── TEXT EXTRACT ──

Lifecycle

Understanding the journey from voice to action. Every recording flows through distinct phases, each with natural extension points where you can plug in custom logic.

Overview

Talkie processes voice in two main flows: Dictation (real-time, handled by TalkieAgent) and Memos (deliberate recordings, handled by the main app). Both share similar phases but differ in timing and intent.

Dictation

Press hotkey, speak, release. Text appears where your cursor is. Fast, in-flow, ephemeral.

~500ms to paste

Memo

Deliberate recording that becomes a searchable note. Triggers workflows for processing, summarizing, extracting.

Permanent, indexed

Dictation Lifecycle

The dictation flow is optimized for speed. From hotkey press to text appearing, every millisecond counts. Here's the complete journey:

Capture

~50ms setup

Audio flows from microphone to temporary file. Context is captured to know where you were when you started speaking.

───
── DATASET ROWS ──

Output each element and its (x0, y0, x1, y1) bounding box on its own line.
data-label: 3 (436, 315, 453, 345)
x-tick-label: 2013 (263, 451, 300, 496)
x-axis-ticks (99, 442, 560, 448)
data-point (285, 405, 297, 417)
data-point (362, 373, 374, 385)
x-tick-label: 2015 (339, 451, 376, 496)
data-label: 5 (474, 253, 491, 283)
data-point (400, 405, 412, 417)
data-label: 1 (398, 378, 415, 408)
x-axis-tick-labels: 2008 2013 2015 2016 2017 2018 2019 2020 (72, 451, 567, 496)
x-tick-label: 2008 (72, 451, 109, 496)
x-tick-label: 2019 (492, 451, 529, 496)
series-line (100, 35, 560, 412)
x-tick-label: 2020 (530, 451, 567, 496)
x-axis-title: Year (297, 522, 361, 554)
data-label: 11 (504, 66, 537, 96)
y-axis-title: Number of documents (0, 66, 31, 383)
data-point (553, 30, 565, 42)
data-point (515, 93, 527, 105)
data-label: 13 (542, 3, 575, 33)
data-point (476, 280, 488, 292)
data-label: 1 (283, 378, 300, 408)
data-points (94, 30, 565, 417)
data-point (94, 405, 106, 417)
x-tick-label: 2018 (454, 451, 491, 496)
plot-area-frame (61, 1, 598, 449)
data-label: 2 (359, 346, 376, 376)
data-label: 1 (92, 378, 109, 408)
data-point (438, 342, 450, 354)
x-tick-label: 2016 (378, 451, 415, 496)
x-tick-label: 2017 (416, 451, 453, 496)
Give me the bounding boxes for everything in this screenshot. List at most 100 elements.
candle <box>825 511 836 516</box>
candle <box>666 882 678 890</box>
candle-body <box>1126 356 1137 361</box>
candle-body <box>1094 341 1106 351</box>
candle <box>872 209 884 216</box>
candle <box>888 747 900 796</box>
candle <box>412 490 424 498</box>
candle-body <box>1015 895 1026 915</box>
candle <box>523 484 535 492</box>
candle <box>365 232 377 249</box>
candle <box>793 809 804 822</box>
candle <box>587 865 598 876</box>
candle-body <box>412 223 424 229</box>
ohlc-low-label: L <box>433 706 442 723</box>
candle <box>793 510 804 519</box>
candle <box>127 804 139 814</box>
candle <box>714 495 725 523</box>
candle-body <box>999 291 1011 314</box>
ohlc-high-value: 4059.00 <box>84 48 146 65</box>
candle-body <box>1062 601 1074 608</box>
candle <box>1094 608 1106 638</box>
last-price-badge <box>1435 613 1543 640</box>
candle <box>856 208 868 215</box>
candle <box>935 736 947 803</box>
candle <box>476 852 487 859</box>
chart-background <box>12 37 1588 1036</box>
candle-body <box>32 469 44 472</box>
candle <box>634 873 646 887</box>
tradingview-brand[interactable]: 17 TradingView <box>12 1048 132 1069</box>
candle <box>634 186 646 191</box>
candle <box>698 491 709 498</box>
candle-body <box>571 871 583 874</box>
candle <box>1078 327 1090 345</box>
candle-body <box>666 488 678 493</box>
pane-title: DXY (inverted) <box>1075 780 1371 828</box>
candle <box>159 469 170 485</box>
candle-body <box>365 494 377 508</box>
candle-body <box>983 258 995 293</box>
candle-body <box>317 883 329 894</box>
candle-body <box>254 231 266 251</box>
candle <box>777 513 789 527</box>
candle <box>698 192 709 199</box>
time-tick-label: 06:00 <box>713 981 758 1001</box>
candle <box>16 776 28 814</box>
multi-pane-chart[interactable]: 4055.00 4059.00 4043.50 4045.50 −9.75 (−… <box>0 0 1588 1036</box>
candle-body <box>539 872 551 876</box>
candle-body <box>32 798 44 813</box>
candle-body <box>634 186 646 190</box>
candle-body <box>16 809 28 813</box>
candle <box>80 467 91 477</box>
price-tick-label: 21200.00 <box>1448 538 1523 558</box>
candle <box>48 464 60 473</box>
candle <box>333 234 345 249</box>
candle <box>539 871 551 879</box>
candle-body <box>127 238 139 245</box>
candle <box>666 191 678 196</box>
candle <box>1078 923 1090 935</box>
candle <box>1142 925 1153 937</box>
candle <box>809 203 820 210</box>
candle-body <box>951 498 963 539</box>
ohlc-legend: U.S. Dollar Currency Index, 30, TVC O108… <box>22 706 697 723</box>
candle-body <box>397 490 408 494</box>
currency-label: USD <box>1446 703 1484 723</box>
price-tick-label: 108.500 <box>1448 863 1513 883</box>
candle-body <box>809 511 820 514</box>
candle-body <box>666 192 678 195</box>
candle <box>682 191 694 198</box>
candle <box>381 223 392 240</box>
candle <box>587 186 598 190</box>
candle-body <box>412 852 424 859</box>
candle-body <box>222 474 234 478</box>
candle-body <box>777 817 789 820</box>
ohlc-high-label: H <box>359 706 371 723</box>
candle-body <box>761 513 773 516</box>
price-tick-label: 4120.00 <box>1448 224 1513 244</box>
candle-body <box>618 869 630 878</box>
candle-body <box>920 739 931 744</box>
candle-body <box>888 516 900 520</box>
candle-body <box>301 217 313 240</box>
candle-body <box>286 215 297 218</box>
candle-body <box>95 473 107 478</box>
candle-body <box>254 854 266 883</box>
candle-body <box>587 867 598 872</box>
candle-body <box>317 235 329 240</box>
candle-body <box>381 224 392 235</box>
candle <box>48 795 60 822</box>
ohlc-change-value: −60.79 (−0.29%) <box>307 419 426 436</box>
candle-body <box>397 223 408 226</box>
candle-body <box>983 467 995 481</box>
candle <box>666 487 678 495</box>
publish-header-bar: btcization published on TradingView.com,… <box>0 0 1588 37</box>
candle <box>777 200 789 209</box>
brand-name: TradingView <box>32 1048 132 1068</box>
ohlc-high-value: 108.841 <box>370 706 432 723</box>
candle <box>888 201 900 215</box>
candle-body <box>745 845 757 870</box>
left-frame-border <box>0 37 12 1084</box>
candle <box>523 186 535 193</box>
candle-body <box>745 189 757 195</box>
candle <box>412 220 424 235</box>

───

= GIVEN TASK =
Please return the full Talkie lifecycle text above, word for word with nothing changed.

= COMPLETE ANSWER =
Lifecycle

Understanding the journey from voice to action. Every recording flows through distinct phases, each with natural extension points where you can plug in custom logic.

Overview

Talkie processes voice in two main flows: Dictation (real-time, handled by TalkieAgent) and Memos (deliberate recordings, handled by the main app). Both share similar phases but differ in timing and intent.

Dictation

Press hotkey, speak, release. Text appears where your cursor is. Fast, in-flow, ephemeral.

~500ms to paste

Memo

Deliberate recording that becomes a searchable note. Triggers workflows for processing, summarizing, extracting.

Permanent, indexed

Dictation Lifecycle

The dictation flow is optimized for speed. From hotkey press to text appearing, every millisecond counts. Here's the complete journey:

Capture

~50ms setup

Audio flows from microphone to temporary file. Context is captured to know where you were when you started speaking.